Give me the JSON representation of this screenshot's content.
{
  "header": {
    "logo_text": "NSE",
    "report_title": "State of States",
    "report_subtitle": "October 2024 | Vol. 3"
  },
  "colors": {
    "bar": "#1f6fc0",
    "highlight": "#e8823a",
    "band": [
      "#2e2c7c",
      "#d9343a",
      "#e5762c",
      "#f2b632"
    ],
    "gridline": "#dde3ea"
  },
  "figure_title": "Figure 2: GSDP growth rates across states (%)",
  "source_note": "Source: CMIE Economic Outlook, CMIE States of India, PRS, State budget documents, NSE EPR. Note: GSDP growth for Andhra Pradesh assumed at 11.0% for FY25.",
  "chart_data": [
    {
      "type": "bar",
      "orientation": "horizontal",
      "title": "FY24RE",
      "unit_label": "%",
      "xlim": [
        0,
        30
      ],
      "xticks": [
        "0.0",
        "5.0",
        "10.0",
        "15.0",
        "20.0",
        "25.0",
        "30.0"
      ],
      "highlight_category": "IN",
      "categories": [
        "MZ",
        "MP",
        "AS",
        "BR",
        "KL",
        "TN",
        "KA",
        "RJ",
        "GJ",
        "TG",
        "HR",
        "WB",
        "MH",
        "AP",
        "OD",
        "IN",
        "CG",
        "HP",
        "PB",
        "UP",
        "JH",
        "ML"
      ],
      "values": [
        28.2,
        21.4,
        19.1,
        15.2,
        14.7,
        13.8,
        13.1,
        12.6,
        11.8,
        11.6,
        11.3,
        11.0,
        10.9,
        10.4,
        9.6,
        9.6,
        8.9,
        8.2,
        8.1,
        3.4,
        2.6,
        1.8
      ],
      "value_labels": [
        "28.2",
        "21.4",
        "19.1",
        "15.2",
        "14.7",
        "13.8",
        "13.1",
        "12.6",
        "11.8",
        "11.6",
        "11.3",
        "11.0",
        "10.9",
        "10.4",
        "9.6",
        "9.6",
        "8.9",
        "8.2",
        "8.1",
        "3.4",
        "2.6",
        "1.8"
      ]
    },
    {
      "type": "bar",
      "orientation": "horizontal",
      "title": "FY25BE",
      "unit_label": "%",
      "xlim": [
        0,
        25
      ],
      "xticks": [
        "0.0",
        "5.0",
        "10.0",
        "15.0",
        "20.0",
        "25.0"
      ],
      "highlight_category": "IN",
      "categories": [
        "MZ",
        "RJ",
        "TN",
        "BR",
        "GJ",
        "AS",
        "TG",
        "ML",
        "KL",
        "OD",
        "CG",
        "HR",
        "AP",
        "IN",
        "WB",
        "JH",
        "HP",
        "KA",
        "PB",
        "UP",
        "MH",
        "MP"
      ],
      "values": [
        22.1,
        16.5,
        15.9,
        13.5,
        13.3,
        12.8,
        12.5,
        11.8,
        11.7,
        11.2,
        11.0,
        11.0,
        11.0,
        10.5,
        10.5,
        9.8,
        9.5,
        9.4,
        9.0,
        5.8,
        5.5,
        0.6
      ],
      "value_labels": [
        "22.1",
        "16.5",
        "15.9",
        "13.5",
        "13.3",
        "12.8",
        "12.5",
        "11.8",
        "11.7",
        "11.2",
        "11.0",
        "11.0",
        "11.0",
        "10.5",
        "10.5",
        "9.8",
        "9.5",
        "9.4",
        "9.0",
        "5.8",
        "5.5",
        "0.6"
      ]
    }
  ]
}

#### Given instruction
Restate the whole listing exactly, leaving out nothing.

#### Problem solution
Give me the JSON representation of this screenshot's content.
{
  "header": {
    "logo_text": "NSE",
    "report_title": "State of States",
    "report_subtitle": "October 2024 | Vol. 3"
  },
  "colors": {
    "bar": "#1f6fc0",
    "highlight": "#e8823a",
    "band": [
      "#2e2c7c",
      "#d9343a",
      "#e5762c",
      "#f2b632"
    ],
    "gridline": "#dde3ea"
  },
  "figure_title": "Figure 2: GSDP growth rates across states (%)",
  "source_note": "Source: CMIE Economic Outlook, CMIE States of India, PRS, State budget documents, NSE EPR. Note: GSDP growth for Andhra Pradesh assumed at 11.0% for FY25.",
  "chart_data": [
    {
      "type": "bar",
      "orientation": "horizontal",
      "title": "FY24RE",
      "unit_label": "%",
      "xlim": [
        0,
        30
      ],
      "xticks": [
        "0.0",
        "5.0",
        "10.0",
        "15.0",
        "20.0",
        "25.0",
        "30.0"
      ],
      "highlight_category": "IN",
      "categories": [
        "MZ",
        "MP",
        "AS",
        "BR",
        "KL",
        "TN",
        "KA",
        "RJ",
        "GJ",
        "TG",
        "HR",
        "WB",
        "MH",
        "AP",
        "OD",
        "IN",
        "CG",
        "HP",
        "PB",
        "UP",
        "JH",
        "ML"
      ],
      "values": [
        28.2,
        21.4,
        19.1,
        15.2,
        14.7,
        13.8,
        13.1,
        12.6,
        11.8,
        11.6,
        11.3,
        11.0,
        10.9,
        10.4,
        9.6,
        9.6,
        8.9,
        8.2,
        8.1,
        3.4,
        2.6,
        1.8
      ],
      "value_labels": [
        "28.2",
        "21.4",
        "19.1",
        "15.2",
        "14.7",
        "13.8",
        "13.1",
        "12.6",
        "11.8",
        "11.6",
        "11.3",
        "11.0",
        "10.9",
        "10.4",
        "9.6",
        "9.6",
        "8.9",
        "8.2",
        "8.1",
        "3.4",
        "2.6",
        "1.8"
      ]
    },
    {
      "type": "bar",
      "orientation": "horizontal",
      "title": "FY25BE",
      "unit_label": "%",
      "xlim": [
        0,
        25
      ],
      "xticks": [
        "0.0",
        "5.0",
        "10.0",
        "15.0",
        "20.0",
        "25.0"
      ],
      "highlight_category": "IN",
      "categories": [
        "MZ",
        "RJ",
        "TN",
        "BR",
        "GJ",
        "AS",
        "TG",
        "ML",
        "KL",
        "OD",
        "CG",
        "HR",
        "AP",
        "IN",
        "WB",
        "JH",
        "HP",
        "KA",
        "PB",
        "UP",
        "MH",
        "MP"
      ],
      "values": [
        22.1,
        16.5,
        15.9,
        13.5,
        13.3,
        12.8,
        12.5,
        11.8,
        11.7,
        11.2,
        11.0,
        11.0,
        11.0,
        10.5,
        10.5,
        9.8,
        9.5,
        9.4,
        9.0,
        5.8,
        5.5,
        0.6
      ],
      "value_labels": [
        "22.1",
        "16.5",
        "15.9",
        "13.5",
        "13.3",
        "12.8",
        "12.5",
        "11.8",
        "11.7",
        "11.2",
        "11.0",
        "11.0",
        "11.0",
        "10.5",
        "10.5",
        "9.8",
        "9.5",
        "9.4",
        "9.0",
        "5.8",
        "5.5",
        "0.6"
      ]
    }
  ]
}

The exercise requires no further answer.